Source records:

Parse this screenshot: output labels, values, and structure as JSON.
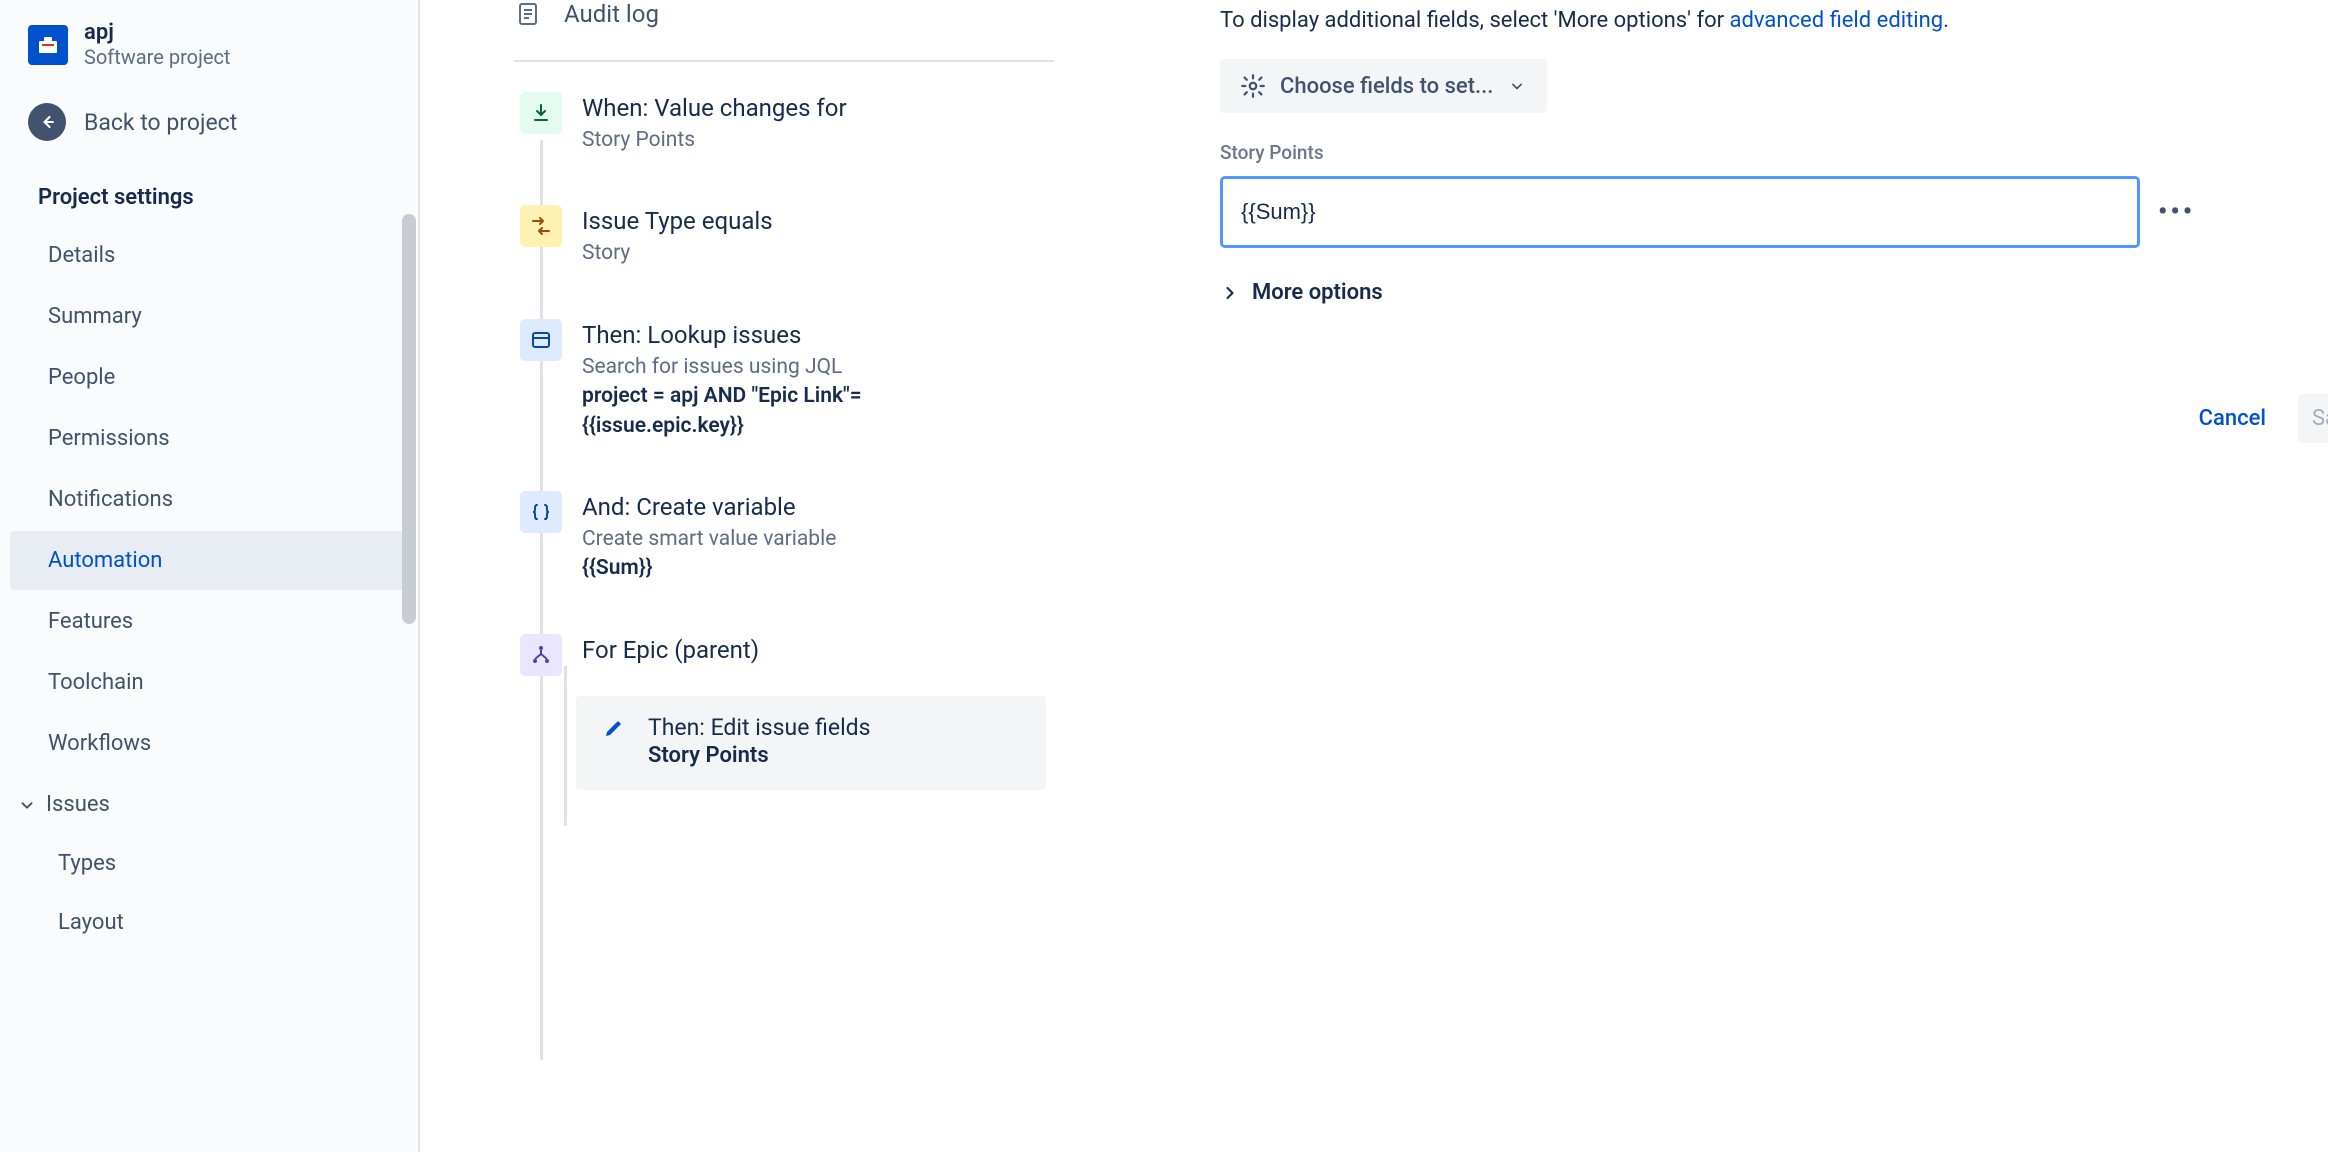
{
  "sidebar": {
    "project_name": "apj",
    "project_type": "Software project",
    "back_label": "Back to project",
    "settings_title": "Project settings",
    "items": [
      {
        "label": "Details"
      },
      {
        "label": "Summary"
      },
      {
        "label": "People"
      },
      {
        "label": "Permissions"
      },
      {
        "label": "Notifications"
      },
      {
        "label": "Automation"
      },
      {
        "label": "Features"
      },
      {
        "label": "Toolchain"
      },
      {
        "label": "Workflows"
      }
    ],
    "issues_label": "Issues",
    "issues_sub": [
      {
        "label": "Types"
      },
      {
        "label": "Layout"
      }
    ]
  },
  "rule": {
    "audit_log": "Audit log",
    "steps": {
      "trigger": {
        "title": "When: Value changes for",
        "sub": "Story Points"
      },
      "cond": {
        "title": "Issue Type equals",
        "sub": "Story"
      },
      "lookup": {
        "title": "Then: Lookup issues",
        "sub": "Search for issues using JQL",
        "jql": "project = apj AND \"Epic Link\"= {{issue.epic.key}}"
      },
      "createvar": {
        "title": "And: Create variable",
        "sub": "Create smart value variable",
        "var": "{{Sum}}"
      },
      "branch": {
        "title": "For Epic (parent)"
      },
      "then_edit": {
        "title": "Then: Edit issue fields",
        "field": "Story Points"
      }
    }
  },
  "panel": {
    "helper_pre": "To display additional fields, select 'More options' for ",
    "helper_link": "advanced field editing",
    "choose_fields": "Choose fields to set...",
    "field_label": "Story Points",
    "field_value": "{{Sum}}",
    "more_options": "More options",
    "cancel": "Cancel",
    "save": "Sav"
  }
}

**Problem to solve:**
Return all lines of the material above in which the word "options" occurs.

**The completed task:**
    "helper_pre": "To display additional fields, select 'More options' for ",
    "more_options": "More options",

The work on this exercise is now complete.